*** DOCUMENT TEXT ***
Indiana University Research & Creative Activity

Food

Volume 30 Number 1
Fall 2007

<< Table of Contents



steak with skull and crossbones

David McSwane
David McSwane
Photo by Kendall Reeves; courtesy Indiana University

Poisons on our Plates?

by Elisabeth Andrews

Concerns about food safety are high in American households. From peanut butter to pet food, contamination is cropping up where we least expect it.

In fact, foodborne illness often comes without warning, says food safety researcher David McSwane. "In many instances, the biological agents such as bacteria and viruses that cause foodborne illness are odorless, tasteless, and colorless. Therefore, they don't change the outward appearance of the food," he says.

This ominous statement, coming from the man who literally wrote the book on food safety (Essentials of Food Safety and Sanitation, now in its fifth edition), belies his generally positive appraisal of our nation's food supply. McSwane, a professor in the School of Public and Environmental Affairs at Indiana University Purdue University Indianapolis, says that overall, food products pose no greater risk today than in recent years.

"The United States does have one of the safest food supplies in the world. It's not that every time you eat something you are taking your life in your own hands," he says.
*** End of DOCUMENT TEXT ***
*** DATA ***
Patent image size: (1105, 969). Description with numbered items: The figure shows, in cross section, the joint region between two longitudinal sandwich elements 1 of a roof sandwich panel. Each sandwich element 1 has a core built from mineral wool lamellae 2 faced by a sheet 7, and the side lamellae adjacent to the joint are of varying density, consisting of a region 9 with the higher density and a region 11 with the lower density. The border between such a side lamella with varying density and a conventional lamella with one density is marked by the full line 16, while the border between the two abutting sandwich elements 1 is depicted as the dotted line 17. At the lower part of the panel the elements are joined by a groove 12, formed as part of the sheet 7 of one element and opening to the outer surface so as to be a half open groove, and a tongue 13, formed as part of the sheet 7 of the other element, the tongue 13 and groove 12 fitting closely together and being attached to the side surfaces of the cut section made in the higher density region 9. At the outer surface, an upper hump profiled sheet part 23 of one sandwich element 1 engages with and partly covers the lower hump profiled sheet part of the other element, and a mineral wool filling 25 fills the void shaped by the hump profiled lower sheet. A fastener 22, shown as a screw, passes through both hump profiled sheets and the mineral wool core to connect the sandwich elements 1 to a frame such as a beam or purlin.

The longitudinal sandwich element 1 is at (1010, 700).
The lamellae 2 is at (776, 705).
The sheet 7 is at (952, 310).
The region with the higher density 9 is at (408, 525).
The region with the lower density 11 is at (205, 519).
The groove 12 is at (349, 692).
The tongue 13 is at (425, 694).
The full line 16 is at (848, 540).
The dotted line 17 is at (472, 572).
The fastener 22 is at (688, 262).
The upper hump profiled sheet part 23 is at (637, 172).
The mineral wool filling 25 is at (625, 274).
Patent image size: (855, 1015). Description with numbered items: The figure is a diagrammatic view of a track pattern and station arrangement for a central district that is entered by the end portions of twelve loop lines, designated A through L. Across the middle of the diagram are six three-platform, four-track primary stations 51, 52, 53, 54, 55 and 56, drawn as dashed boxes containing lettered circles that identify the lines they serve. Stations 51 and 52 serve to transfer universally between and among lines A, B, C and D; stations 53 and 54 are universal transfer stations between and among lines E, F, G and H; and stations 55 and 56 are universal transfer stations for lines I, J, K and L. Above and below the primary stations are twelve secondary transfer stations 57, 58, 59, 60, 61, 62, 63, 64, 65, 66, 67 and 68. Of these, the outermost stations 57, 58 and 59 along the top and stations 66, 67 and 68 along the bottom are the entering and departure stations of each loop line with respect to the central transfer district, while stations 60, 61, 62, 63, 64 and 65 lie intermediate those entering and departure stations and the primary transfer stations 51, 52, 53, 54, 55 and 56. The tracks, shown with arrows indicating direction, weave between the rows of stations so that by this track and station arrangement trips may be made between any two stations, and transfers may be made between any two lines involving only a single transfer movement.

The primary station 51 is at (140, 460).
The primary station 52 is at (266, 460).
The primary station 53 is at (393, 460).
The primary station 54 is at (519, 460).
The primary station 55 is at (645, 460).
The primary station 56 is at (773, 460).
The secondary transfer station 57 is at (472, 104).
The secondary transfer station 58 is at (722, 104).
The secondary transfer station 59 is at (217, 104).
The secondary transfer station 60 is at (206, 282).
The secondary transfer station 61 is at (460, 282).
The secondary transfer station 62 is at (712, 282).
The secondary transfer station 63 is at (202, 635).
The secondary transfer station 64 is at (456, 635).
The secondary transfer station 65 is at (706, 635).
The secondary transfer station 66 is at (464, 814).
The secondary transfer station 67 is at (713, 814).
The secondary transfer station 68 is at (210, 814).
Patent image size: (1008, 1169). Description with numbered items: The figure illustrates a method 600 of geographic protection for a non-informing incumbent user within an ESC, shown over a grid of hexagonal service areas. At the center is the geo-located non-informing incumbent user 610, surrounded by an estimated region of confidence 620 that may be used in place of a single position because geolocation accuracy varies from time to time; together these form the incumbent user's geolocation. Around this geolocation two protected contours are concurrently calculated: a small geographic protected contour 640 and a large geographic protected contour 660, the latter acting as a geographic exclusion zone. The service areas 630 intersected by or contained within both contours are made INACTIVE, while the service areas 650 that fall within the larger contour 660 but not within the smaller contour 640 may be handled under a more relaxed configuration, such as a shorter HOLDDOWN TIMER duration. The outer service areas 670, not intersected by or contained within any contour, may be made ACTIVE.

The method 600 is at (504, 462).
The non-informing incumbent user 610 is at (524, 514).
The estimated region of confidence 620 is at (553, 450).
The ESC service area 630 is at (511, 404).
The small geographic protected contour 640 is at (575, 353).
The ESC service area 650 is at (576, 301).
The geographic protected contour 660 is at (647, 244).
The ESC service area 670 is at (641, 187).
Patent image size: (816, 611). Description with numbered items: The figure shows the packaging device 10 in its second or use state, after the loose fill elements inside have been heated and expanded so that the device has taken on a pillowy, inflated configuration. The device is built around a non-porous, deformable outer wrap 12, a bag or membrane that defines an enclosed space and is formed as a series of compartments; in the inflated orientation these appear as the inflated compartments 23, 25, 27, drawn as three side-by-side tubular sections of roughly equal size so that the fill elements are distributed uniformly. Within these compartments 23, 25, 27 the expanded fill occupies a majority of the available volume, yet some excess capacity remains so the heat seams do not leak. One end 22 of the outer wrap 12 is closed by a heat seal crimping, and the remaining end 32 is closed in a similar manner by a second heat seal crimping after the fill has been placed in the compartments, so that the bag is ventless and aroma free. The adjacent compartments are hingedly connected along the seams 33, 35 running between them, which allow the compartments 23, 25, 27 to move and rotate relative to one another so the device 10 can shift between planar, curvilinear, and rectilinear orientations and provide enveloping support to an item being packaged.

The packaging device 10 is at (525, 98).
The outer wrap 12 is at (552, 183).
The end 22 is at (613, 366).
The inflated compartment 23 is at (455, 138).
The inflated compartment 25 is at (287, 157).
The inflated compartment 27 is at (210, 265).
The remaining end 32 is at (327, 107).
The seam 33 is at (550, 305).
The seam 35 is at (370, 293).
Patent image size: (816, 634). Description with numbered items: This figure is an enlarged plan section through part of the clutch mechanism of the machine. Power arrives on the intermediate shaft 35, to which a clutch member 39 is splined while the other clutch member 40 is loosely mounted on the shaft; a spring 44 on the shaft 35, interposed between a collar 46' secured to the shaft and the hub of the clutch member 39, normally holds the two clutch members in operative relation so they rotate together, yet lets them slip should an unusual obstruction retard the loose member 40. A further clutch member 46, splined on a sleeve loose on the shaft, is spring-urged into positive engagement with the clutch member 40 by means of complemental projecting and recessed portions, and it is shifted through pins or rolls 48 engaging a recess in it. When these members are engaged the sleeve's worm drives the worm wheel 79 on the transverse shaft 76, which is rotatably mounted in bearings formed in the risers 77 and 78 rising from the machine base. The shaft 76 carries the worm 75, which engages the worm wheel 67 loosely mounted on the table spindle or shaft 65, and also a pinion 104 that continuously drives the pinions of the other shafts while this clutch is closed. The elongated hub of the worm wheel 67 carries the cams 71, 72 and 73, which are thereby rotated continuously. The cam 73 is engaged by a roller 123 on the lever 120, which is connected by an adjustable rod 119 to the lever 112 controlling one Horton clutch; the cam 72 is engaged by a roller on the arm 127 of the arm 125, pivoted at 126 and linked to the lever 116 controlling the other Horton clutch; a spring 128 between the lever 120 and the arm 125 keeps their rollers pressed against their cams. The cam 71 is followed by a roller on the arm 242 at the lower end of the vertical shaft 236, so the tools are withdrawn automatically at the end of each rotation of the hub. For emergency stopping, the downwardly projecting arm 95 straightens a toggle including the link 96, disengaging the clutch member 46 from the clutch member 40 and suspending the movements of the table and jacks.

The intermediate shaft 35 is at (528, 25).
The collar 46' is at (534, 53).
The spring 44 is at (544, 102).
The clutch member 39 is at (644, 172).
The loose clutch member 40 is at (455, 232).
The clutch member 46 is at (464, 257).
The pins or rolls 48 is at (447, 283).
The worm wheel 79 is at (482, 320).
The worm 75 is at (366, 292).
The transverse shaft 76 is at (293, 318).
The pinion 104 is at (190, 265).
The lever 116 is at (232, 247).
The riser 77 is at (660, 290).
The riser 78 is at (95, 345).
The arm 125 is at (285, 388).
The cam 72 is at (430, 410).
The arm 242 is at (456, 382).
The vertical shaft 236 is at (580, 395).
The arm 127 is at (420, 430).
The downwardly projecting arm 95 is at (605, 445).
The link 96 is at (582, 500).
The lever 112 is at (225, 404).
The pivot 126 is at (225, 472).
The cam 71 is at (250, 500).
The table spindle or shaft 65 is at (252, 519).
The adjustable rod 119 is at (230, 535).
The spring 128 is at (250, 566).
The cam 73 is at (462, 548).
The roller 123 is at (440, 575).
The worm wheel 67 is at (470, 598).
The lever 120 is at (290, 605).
*** End of DATA ***
## BRIEF A
In the food safety article, translate this sentence into Spanish: "The United States does have one of the safest food supplies in the world."
## BRIEF B
For each statement, say yes or no according to the food safety article, and quote the words that decide it. (i) McSwane's book on food safety is in its fifth edition. (ii) McSwane says food products pose a greater risk today than in recent years. (iii) McSwane is a professor in the School of Public and Environmental Affairs.
## BRIEF C
Pick up the food safety article after its last sentence and write the next few paragraphs.

## EXERCISE OUTPUT A
Estados Unidos sí tiene uno de los suministros de alimentos más seguros del mundo.

## EXERCISE OUTPUT B
(i) Yes: "now in its fifth edition"
(ii) No: "food products pose no greater risk today than in recent years"
(iii) Yes: "a professor in the School of Public and Environmental Affairs at Indiana University Purdue University Indianapolis"

## EXERCISE OUTPUT C
There are a number of trends in food production and consumption, however, that warrant a more vigilant approach, according to McSwane. Fragmented oversight, a growing share of imported foods, and an aging and ailing population contribute to a potentially hazardous set of challenges for ensuring the safety of the food supply.

Too many cooks

In January 2007, the U.S. Government Accountability Office designated food safety as a "high-risk" area of federal oversight in need of broad-based transformation to achieve greater effectiveness and accountability. With responsibilities fragmented among 15 agencies collectively administering at least 30 laws, U.S. food safety oversight has become inconsistent, inefficient, and, in certain cases, secondary to conflicting interests.

The Department of Agriculture (USDA), for example, is responsible for both the safety and the marketing of meat products. Of its projected budget of $89 billion for the 2008 fiscal year, only $1.1 billion is earmarked for food safety.

In 2007, the USDA made history by attempting to block a private rancher from testing all his cattle for mad cow disease (bovine spongiform encephalopathy, which can be fatal to humans who eat tainted beef). Although other countries, including Japan, do test all their cows for this disease, the USDA claimed that the U.S. ranchers' tests would put undue pressure on larger producers to increase testing--and that such a large-scale effort would be bound to turn up false positives, potentially hurting the industry.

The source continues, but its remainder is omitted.